[Written exercise]:
Read the entries below and pull out each line with the string "condition".

[Given records]:
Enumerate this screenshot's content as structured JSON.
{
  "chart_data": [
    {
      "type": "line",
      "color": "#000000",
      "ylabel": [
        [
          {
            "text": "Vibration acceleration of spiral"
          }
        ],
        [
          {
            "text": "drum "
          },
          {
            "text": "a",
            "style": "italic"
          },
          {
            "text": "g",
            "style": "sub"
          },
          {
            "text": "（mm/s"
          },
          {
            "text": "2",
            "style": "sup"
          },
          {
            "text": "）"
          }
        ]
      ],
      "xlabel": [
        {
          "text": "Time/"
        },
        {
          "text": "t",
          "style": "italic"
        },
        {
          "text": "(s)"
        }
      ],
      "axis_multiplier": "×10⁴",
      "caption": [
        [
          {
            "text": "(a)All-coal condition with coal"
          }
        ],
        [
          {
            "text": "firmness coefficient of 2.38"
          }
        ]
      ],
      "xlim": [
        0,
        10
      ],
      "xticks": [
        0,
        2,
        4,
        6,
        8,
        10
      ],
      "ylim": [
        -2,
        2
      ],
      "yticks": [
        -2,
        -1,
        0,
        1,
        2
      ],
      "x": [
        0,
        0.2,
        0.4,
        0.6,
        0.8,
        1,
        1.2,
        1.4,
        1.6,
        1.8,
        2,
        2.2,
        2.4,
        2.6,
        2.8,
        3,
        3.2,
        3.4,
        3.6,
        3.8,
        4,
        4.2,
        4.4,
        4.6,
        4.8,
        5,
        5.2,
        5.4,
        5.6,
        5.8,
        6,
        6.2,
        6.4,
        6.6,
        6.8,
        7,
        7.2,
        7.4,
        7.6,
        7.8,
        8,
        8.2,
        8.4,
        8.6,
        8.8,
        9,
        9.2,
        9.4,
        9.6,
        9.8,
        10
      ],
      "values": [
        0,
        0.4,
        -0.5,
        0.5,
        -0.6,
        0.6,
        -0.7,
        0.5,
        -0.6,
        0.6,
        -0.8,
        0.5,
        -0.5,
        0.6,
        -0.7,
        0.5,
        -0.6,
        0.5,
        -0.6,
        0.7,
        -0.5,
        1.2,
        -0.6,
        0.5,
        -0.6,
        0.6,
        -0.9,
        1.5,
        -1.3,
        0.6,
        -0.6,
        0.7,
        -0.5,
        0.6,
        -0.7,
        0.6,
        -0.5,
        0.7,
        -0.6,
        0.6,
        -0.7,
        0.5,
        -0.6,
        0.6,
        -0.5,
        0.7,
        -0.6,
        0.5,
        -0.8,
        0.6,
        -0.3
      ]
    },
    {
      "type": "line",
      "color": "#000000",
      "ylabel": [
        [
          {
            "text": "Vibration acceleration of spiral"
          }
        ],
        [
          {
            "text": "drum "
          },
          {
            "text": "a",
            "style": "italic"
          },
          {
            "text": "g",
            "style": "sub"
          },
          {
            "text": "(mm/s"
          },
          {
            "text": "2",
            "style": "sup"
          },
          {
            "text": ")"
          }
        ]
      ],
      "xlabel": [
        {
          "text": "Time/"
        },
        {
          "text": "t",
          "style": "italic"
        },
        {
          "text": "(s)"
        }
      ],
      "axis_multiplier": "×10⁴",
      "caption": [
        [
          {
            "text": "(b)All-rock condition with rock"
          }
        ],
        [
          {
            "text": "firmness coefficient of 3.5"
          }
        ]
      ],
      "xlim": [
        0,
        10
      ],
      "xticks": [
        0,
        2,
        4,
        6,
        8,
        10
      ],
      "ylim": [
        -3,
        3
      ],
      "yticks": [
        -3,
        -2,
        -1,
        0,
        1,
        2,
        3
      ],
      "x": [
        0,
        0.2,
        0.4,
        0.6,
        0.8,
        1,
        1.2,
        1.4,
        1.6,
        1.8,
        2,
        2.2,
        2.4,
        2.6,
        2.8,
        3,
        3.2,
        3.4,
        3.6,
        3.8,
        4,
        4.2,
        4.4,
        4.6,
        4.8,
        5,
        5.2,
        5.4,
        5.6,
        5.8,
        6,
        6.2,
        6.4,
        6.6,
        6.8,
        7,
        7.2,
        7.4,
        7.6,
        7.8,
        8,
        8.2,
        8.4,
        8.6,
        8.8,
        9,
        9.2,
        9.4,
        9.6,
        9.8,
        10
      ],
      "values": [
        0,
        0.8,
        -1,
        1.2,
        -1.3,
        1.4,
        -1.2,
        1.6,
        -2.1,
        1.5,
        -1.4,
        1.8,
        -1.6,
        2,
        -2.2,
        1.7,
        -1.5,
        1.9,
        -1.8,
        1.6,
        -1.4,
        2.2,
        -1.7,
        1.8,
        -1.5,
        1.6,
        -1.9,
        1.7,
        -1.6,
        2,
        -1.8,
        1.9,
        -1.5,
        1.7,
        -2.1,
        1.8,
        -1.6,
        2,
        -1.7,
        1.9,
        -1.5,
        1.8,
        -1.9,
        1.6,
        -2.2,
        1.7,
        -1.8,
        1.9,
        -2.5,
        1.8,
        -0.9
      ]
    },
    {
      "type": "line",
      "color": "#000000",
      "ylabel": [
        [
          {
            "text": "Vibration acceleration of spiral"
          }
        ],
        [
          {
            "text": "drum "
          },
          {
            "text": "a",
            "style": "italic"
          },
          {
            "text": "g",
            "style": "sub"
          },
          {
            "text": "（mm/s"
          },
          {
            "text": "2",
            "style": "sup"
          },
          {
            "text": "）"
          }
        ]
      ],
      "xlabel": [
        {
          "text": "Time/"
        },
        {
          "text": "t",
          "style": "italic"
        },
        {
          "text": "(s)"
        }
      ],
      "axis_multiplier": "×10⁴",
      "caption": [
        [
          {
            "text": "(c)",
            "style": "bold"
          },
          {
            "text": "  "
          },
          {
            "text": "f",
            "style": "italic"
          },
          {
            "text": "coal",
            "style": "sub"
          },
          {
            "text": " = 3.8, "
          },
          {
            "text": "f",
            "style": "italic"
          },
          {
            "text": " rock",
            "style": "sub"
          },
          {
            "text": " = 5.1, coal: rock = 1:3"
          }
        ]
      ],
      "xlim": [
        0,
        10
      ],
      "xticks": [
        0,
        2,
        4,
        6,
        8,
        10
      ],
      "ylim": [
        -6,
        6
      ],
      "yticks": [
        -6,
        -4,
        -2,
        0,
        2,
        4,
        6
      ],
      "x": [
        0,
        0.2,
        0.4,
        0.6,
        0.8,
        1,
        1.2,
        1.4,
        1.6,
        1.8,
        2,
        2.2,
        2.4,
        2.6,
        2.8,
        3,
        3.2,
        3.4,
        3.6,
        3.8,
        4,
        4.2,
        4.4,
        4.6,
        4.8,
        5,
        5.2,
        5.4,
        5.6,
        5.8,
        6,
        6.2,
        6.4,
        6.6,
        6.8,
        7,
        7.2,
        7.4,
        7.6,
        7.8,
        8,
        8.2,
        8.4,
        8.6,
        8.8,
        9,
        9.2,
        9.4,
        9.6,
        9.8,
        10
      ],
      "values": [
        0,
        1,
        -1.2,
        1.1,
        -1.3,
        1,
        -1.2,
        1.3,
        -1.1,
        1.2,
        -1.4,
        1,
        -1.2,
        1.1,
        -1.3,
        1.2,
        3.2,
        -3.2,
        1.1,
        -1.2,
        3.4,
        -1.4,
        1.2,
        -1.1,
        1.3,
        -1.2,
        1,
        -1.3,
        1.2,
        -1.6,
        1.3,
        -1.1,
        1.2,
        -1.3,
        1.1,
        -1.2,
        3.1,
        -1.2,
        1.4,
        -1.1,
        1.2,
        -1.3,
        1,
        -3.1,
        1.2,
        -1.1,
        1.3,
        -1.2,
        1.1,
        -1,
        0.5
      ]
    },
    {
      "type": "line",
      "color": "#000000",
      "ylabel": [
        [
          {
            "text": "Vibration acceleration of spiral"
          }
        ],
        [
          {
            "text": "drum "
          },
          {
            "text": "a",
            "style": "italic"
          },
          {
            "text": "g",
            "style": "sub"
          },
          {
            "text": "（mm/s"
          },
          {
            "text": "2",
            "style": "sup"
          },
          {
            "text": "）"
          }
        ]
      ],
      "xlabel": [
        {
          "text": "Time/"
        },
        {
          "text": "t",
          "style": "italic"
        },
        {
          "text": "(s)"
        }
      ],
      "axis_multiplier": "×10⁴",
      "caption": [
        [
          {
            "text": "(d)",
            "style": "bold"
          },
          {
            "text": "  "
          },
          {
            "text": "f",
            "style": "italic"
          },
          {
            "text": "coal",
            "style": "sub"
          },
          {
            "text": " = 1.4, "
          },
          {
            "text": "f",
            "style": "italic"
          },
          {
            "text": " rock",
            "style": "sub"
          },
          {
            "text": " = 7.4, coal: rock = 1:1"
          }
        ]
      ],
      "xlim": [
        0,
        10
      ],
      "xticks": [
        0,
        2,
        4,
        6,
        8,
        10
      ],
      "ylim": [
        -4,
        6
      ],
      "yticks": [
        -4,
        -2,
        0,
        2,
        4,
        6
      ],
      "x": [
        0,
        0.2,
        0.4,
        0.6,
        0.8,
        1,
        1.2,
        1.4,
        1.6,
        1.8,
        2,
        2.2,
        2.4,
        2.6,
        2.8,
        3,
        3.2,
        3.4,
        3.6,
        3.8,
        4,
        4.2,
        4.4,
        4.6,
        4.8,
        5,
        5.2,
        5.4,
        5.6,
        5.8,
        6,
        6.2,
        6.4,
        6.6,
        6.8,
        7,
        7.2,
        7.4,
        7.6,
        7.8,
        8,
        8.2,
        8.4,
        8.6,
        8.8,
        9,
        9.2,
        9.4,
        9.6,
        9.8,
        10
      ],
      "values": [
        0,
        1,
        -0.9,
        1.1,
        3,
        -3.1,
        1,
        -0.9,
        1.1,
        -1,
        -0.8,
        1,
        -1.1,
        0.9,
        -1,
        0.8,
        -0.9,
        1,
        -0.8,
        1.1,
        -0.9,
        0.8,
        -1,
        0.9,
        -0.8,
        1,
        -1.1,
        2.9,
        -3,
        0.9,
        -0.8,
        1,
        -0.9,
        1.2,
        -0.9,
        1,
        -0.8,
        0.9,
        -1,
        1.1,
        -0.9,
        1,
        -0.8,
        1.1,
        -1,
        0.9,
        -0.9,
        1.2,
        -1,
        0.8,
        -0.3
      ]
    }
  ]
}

[Written response]:
            "text": "(a)All-coal condition with coal"
            "text": "(b)All-rock condition with rock"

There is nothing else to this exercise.